BRIEF:
Looking at the listing, state how many of its lines contain the string "başarıları". Write only the number.

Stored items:

================

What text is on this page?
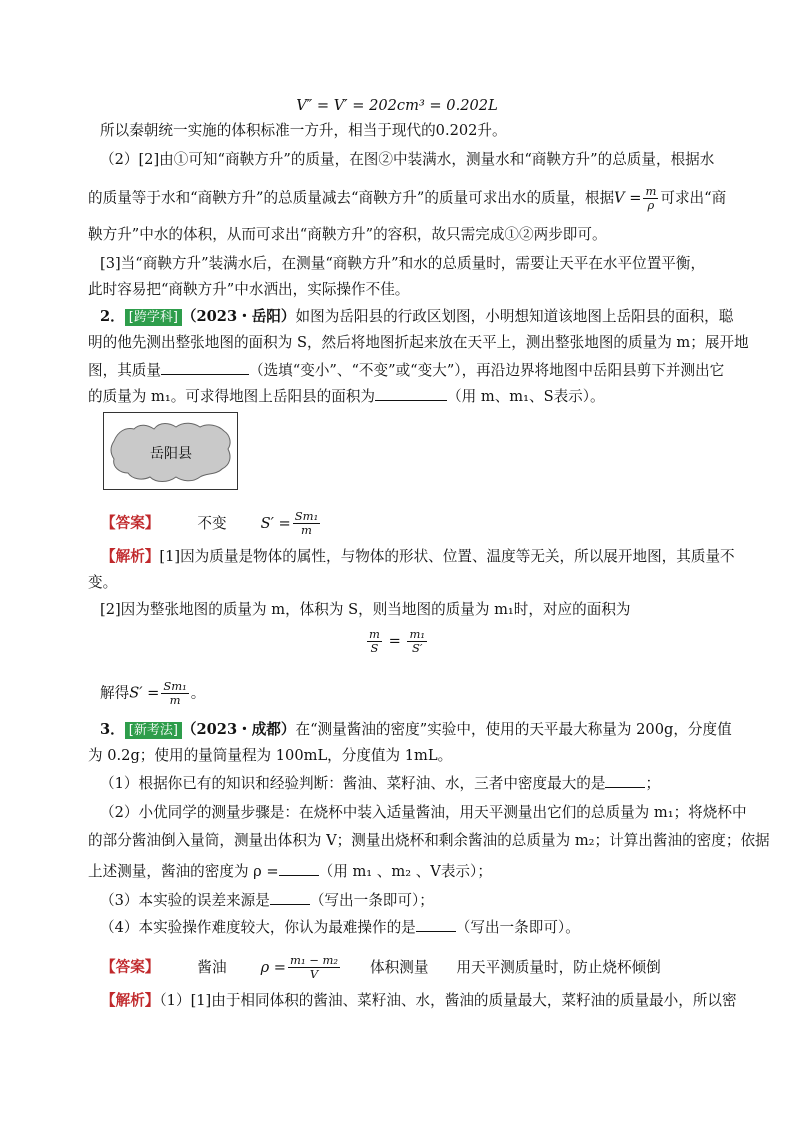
V″ = V′ = 202cm³ = 0.202L
所以秦朝统一实施的体积标准一方升，相当于现代的0.202升。
（2）[2]由①可知“商鞅方升”的质量，在图②中装满水，测量水和“商鞅方升”的总质量，根据水
的质量等于水和“商鞅方升”的总质量减去“商鞅方升”的质量可求出水的质量，根据$V = \frac{m}{\rho}$ 可求出“商
鞅方升”中水的体积，从而可求出“商鞅方升”的容积，故只需完成①②两步即可。
[3]当“商鞅方升”装满水后，在测量“商鞅方升”和水的总质量时，需要让天平在水平位置平衡，
此时容易把“商鞅方升”中水洒出，实际操作不佳。
2． [跨学科] （2023・岳阳）如图为岳阳县的行政区划图，小明想知道该地图上岳阳县的面积，聪
明的他先测出整张地图的面积为 S，然后将地图折起来放在天平上，测出整张地图的质量为 m；展开地
图，其质量	（选填“变小”、“不变”或“变大”），再沿边界将地图中岳阳县剪下并测出它
的质量为 m₁。可求得地图上岳阳县的面积为	（用 m、m₁、S表示）。
岳阳县
【答案】	不变 $S' = \frac{\text{Sm₁}}{m}$
【解析】[1]因为质量是物体的属性，与物体的形状、位置、温度等无关，所以展开地图，其质量不
变。
[2]因为整张地图的质量为 m，体积为 S，则当地图的质量为 m₁时，对应的面积为
$\frac{m}{S} = \frac{\text{m₁}}{S'}$
解得$S' = \frac{\text{Sm₁}}{m}$ 。
3． [新考法] （2023・成都）在“测量酱油的密度”实验中，使用的天平最大称量为 200g，分度值
为 0.2g；使用的量筒量程为 100mL，分度值为 1mL。
（1）根据你已有的知识和经验判断：酱油、菜籽油、水，三者中密度最大的是	；
（2）小优同学的测量步骤是：在烧杯中装入适量酱油，用天平测量出它们的总质量为 m₁；将烧杯中
的部分酱油倒入量筒，测量出体积为 V；测量出烧杯和剩余酱油的总质量为 m₂；计算出酱油的密度；依据
上述测量，酱油的密度为 ρ =	（用 m₁ 、m₂ 、V表示）；
（3）本实验的误差来源是	（写出一条即可）；
（4）本实验操作难度较大，你认为最难操作的是	（写出一条即可）。
【答案】	酱油 $\rho = \frac{\text{m₁ − m₂}}{V}$ 体积测量 用天平测质量时，防止烧杯倾倒
【解析】（1）[1]由于相同体积的酱油、菜籽油、水，酱油的质量最大，菜籽油的质量最小，所以密
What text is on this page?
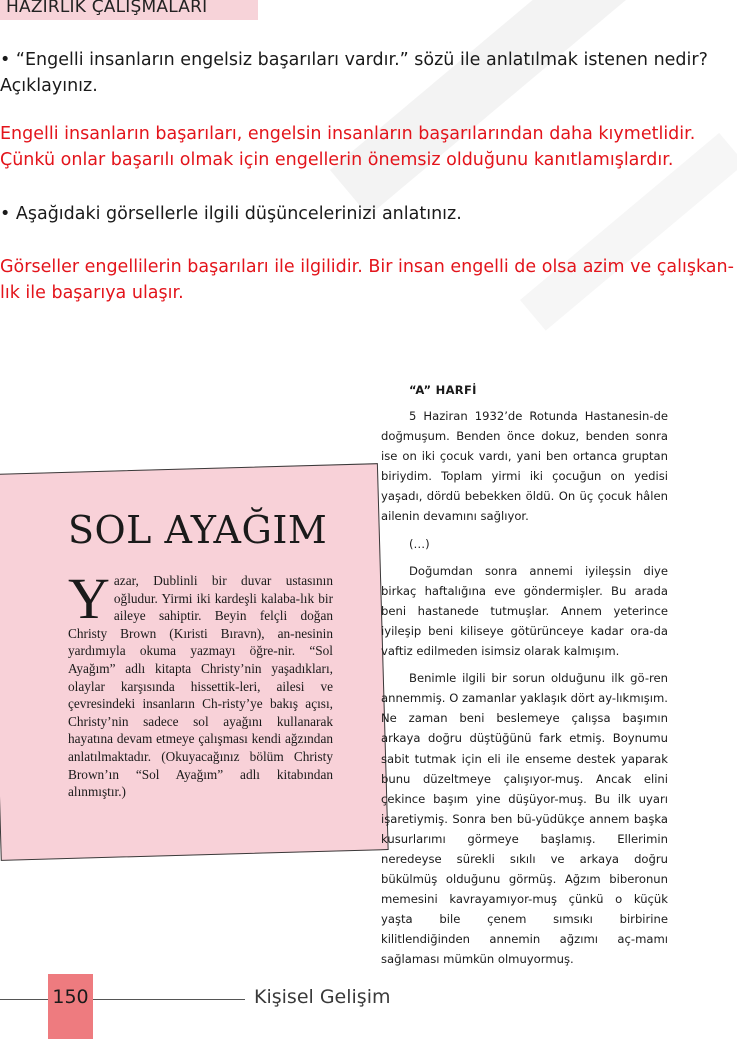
HAZIRLIK ÇALIŞMALARI

• “Engelli insanların engelsiz başarıları vardır.” sözü ile anlatılmak istenen nedir? Açıklayınız.

Engelli insanların başarıları, engelsin insanların başarılarından daha kıymetlidir. Çünkü onlar başarılı olmak için engellerin önemsiz olduğunu kanıtlamışlardır.

• Aşağıdaki görsellerle ilgili düşüncelerinizi anlatınız.

Görseller engellilerin başarıları ile ilgilidir. Bir insan engelli de olsa azim ve çalışkan-lık ile başarıya ulaşır.

SOL AYAĞIM

Yazar, Dublinli bir duvar ustasının oğludur. Yirmi iki kardeşli kalaba-lık bir aileye sahiptir. Beyin felçli doğan Christy Brown (Kıristi Bıravn), an-nesinin yardımıyla okuma yazmayı öğre-nir. “Sol Ayağım” adlı kitapta Christy’nin yaşadıkları, olaylar karşısında hissettik-leri, ailesi ve çevresindeki insanların Ch-risty’ye bakış açısı, Christy’nin sadece sol ayağını kullanarak hayatına devam etmeye çalışması kendi ağzından anlatılmaktadır. (Okuyacağınız bölüm Christy Brown’ın “Sol Ayağım” adlı kitabından alınmıştır.)

“A” HARFİ

5 Haziran 1932’de Rotunda Hastanesin-de doğmuşum. Benden önce dokuz, benden sonra ise on iki çocuk vardı, yani ben ortanca gruptan biriydim. Toplam yirmi iki çocuğun on yedisi yaşadı, dördü bebekken öldü. On üç çocuk hâlen ailenin devamını sağlıyor.

(…)

Doğumdan sonra annemi iyileşsin diye birkaç haftalığına eve göndermişler. Bu arada beni hastanede tutmuşlar. Annem yeterince iyileşip beni kiliseye götürünceye kadar ora-da vaftiz edilmeden isimsiz olarak kalmışım.

Benimle ilgili bir sorun olduğunu ilk gö-ren annemmiş. O zamanlar yaklaşık dört ay-lıkmışım. Ne zaman beni beslemeye çalışsa başımın arkaya doğru düştüğünü fark etmiş. Boynumu sabit tutmak için eli ile enseme destek yaparak bunu düzeltmeye çalışıyor-muş. Ancak elini çekince başım yine düşüyor-muş. Bu ilk uyarı işaretiymiş. Sonra ben bü-yüdükçe annem başka kusurlarımı görmeye başlamış. Ellerimin neredeyse sürekli sıkılı ve arkaya doğru bükülmüş olduğunu görmüş. Ağzım biberonun memesini kavrayamıyor-muş çünkü o küçük yaşta bile çenem sımsıkı birbirine kilitlendiğinden annemin ağzımı aç-mamı sağlaması mümkün olmuyormuş.

150	Kişisel Gelişim
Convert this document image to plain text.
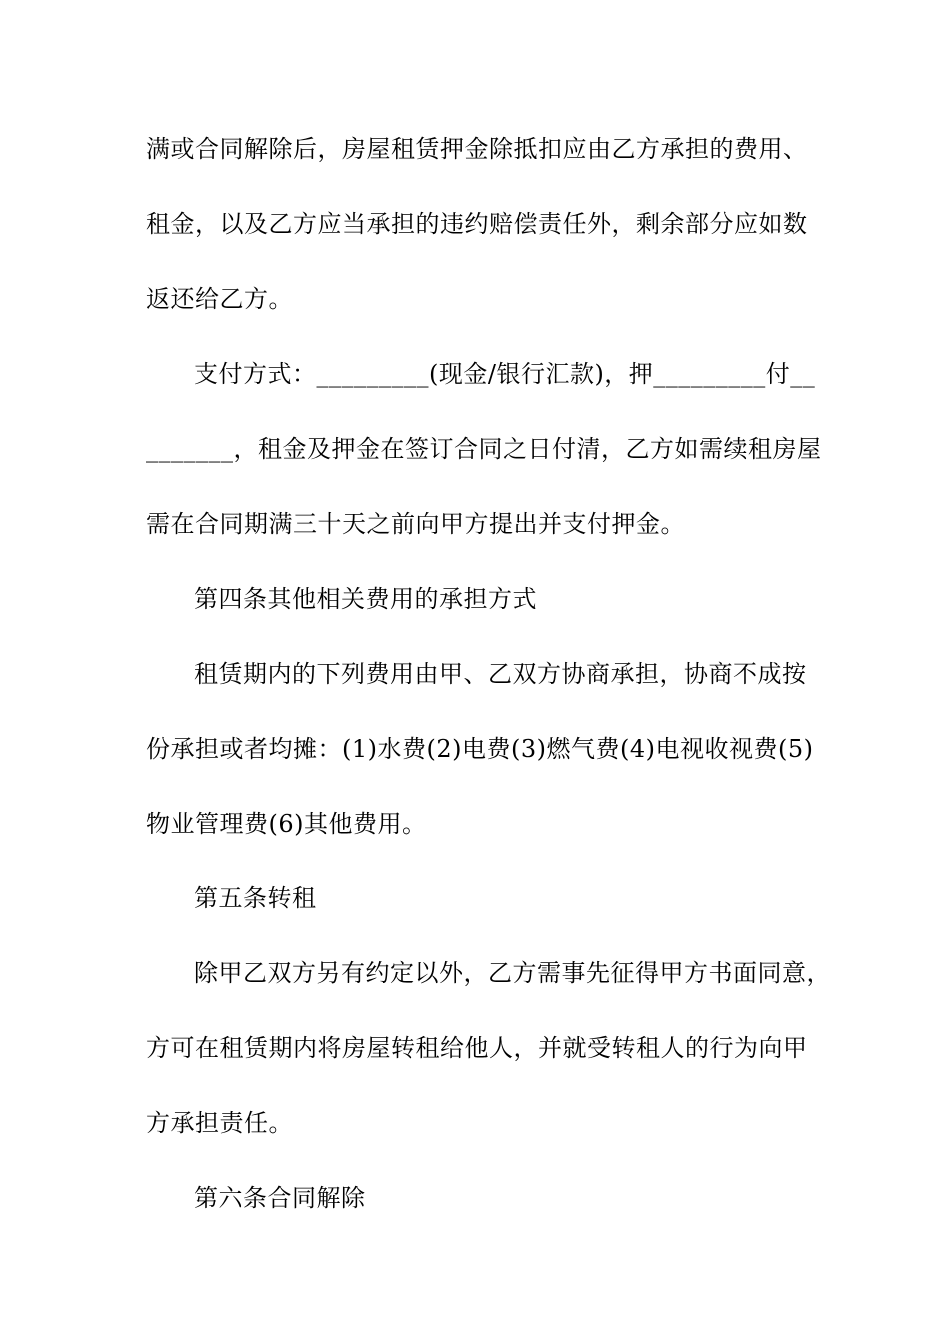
满或合同解除后，房屋租赁押金除抵扣应由乙方承担的费用、
租金，以及乙方应当承担的违约赔偿责任外，剩余部分应如数
返还给乙方。
支付方式：_________(现金/银行汇款)，押_________付__
_______，租金及押金在签订合同之日付清，乙方如需续租房屋
需在合同期满三十天之前向甲方提出并支付押金。
第四条其他相关费用的承担方式
租赁期内的下列费用由甲、乙双方协商承担，协商不成按
份承担或者均摊：(1)水费(2)电费(3)燃气费(4)电视收视费(5)
物业管理费(6)其他费用。
第五条转租
除甲乙双方另有约定以外，乙方需事先征得甲方书面同意，
方可在租赁期内将房屋转租给他人，并就受转租人的行为向甲
方承担责任。
第六条合同解除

================

EXPECTED ANSWER:
3